Word for word, repeat the entries, minus the pictures.
## Start EXERCISE DATA
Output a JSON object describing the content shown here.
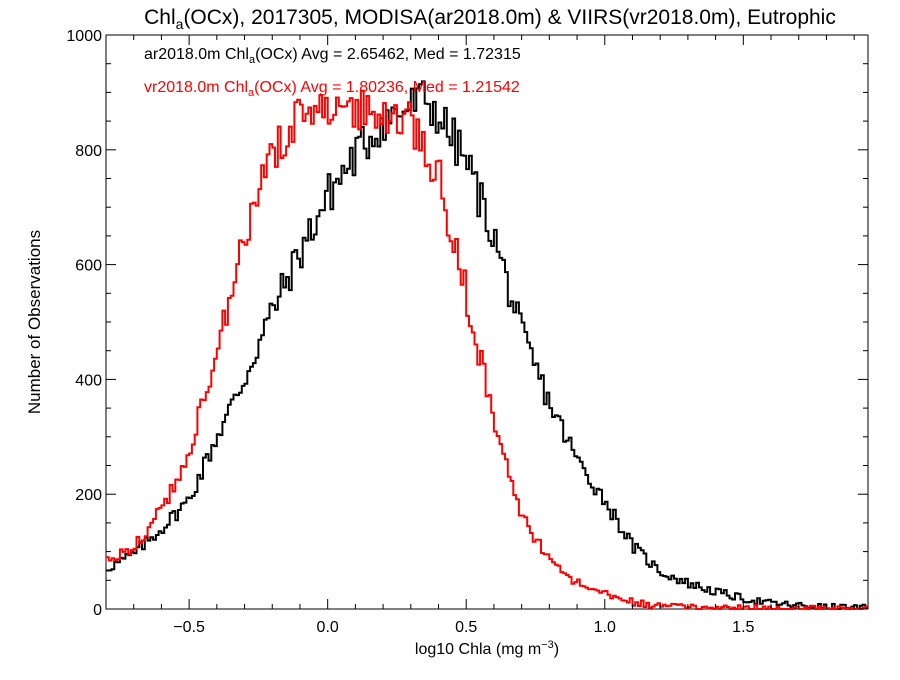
{
  "chart_data": {
    "type": "histogram",
    "title_parts": {
      "pre": "Chl",
      "sub": "a",
      "post": "(OCx), 2017305, MODISA(ar2018.0m) & VIIRS(vr2018.0m), Eutrophic"
    },
    "xlabel_parts": {
      "pre": "log10 Chla (mg m",
      "sup": "−3",
      "post": ")"
    },
    "ylabel": "Number of Observations",
    "xlim": [
      -0.8,
      1.95
    ],
    "ylim": [
      0,
      1000
    ],
    "x_ticks": [
      -0.5,
      0.0,
      0.5,
      1.0,
      1.5
    ],
    "x_tick_labels": [
      "−0.5",
      "0.0",
      "0.5",
      "1.0",
      "1.5"
    ],
    "y_ticks": [
      0,
      200,
      400,
      600,
      800,
      1000
    ],
    "y_tick_labels": [
      "0",
      "200",
      "400",
      "600",
      "800",
      "1000"
    ],
    "grid": false,
    "legend_position": "top-left",
    "series": [
      {
        "name": "ar2018.0m",
        "color": "#000000",
        "label_parts": {
          "pre": "ar2018.0m Chl",
          "sub": "a",
          "post": "(OCx) Avg = 2.65462, Med = 1.72315"
        },
        "x": [
          -0.8,
          -0.7,
          -0.6,
          -0.5,
          -0.4,
          -0.3,
          -0.2,
          -0.1,
          0.0,
          0.1,
          0.2,
          0.3,
          0.35,
          0.4,
          0.5,
          0.6,
          0.7,
          0.8,
          0.9,
          1.0,
          1.1,
          1.2,
          1.3,
          1.4,
          1.5,
          1.6,
          1.7,
          1.8,
          1.9,
          1.95
        ],
        "y": [
          70,
          95,
          140,
          190,
          300,
          400,
          520,
          620,
          720,
          790,
          850,
          875,
          890,
          860,
          780,
          650,
          480,
          360,
          260,
          190,
          110,
          65,
          45,
          30,
          18,
          10,
          6,
          3,
          2,
          1
        ]
      },
      {
        "name": "vr2018.0m",
        "color": "#ff0000",
        "label_parts": {
          "pre": "vr2018.0m Chl",
          "sub": "a",
          "post": "(OCx) Avg = 1.80236, Med = 1.21542"
        },
        "x": [
          -0.8,
          -0.7,
          -0.6,
          -0.5,
          -0.4,
          -0.3,
          -0.2,
          -0.1,
          0.0,
          0.1,
          0.2,
          0.3,
          0.4,
          0.5,
          0.6,
          0.7,
          0.8,
          0.9,
          1.0,
          1.1,
          1.2,
          1.3,
          1.4,
          1.5,
          1.6,
          1.7,
          1.8,
          1.9,
          1.95
        ],
        "y": [
          80,
          110,
          170,
          270,
          450,
          640,
          790,
          860,
          880,
          870,
          860,
          850,
          760,
          550,
          330,
          160,
          85,
          45,
          25,
          12,
          6,
          3,
          2,
          1,
          1,
          0,
          0,
          0,
          0
        ]
      }
    ]
  }
}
## End EXERCISE DATA
[OUTPUT FOR THIS TASK]
Output a JSON object describing the content shown here.
{
  "chart_data": {
    "type": "histogram",
    "title_parts": {
      "pre": "Chl",
      "sub": "a",
      "post": "(OCx), 2017305, MODISA(ar2018.0m) & VIIRS(vr2018.0m), Eutrophic"
    },
    "xlabel_parts": {
      "pre": "log10 Chla (mg m",
      "sup": "−3",
      "post": ")"
    },
    "ylabel": "Number of Observations",
    "xlim": [
      -0.8,
      1.95
    ],
    "ylim": [
      0,
      1000
    ],
    "x_ticks": [
      -0.5,
      0.0,
      0.5,
      1.0,
      1.5
    ],
    "x_tick_labels": [
      "−0.5",
      "0.0",
      "0.5",
      "1.0",
      "1.5"
    ],
    "y_ticks": [
      0,
      200,
      400,
      600,
      800,
      1000
    ],
    "y_tick_labels": [
      "0",
      "200",
      "400",
      "600",
      "800",
      "1000"
    ],
    "grid": false,
    "legend_position": "top-left",
    "series": [
      {
        "name": "ar2018.0m",
        "color": "#000000",
        "label_parts": {
          "pre": "ar2018.0m Chl",
          "sub": "a",
          "post": "(OCx) Avg = 2.65462, Med = 1.72315"
        },
        "x": [
          -0.8,
          -0.7,
          -0.6,
          -0.5,
          -0.4,
          -0.3,
          -0.2,
          -0.1,
          0.0,
          0.1,
          0.2,
          0.3,
          0.35,
          0.4,
          0.5,
          0.6,
          0.7,
          0.8,
          0.9,
          1.0,
          1.1,
          1.2,
          1.3,
          1.4,
          1.5,
          1.6,
          1.7,
          1.8,
          1.9,
          1.95
        ],
        "y": [
          70,
          95,
          140,
          190,
          300,
          400,
          520,
          620,
          720,
          790,
          850,
          875,
          890,
          860,
          780,
          650,
          480,
          360,
          260,
          190,
          110,
          65,
          45,
          30,
          18,
          10,
          6,
          3,
          2,
          1
        ]
      },
      {
        "name": "vr2018.0m",
        "color": "#ff0000",
        "label_parts": {
          "pre": "vr2018.0m Chl",
          "sub": "a",
          "post": "(OCx) Avg = 1.80236, Med = 1.21542"
        },
        "x": [
          -0.8,
          -0.7,
          -0.6,
          -0.5,
          -0.4,
          -0.3,
          -0.2,
          -0.1,
          0.0,
          0.1,
          0.2,
          0.3,
          0.4,
          0.5,
          0.6,
          0.7,
          0.8,
          0.9,
          1.0,
          1.1,
          1.2,
          1.3,
          1.4,
          1.5,
          1.6,
          1.7,
          1.8,
          1.9,
          1.95
        ],
        "y": [
          80,
          110,
          170,
          270,
          450,
          640,
          790,
          860,
          880,
          870,
          860,
          850,
          760,
          550,
          330,
          160,
          85,
          45,
          25,
          12,
          6,
          3,
          2,
          1,
          1,
          0,
          0,
          0,
          0
        ]
      }
    ]
  }
}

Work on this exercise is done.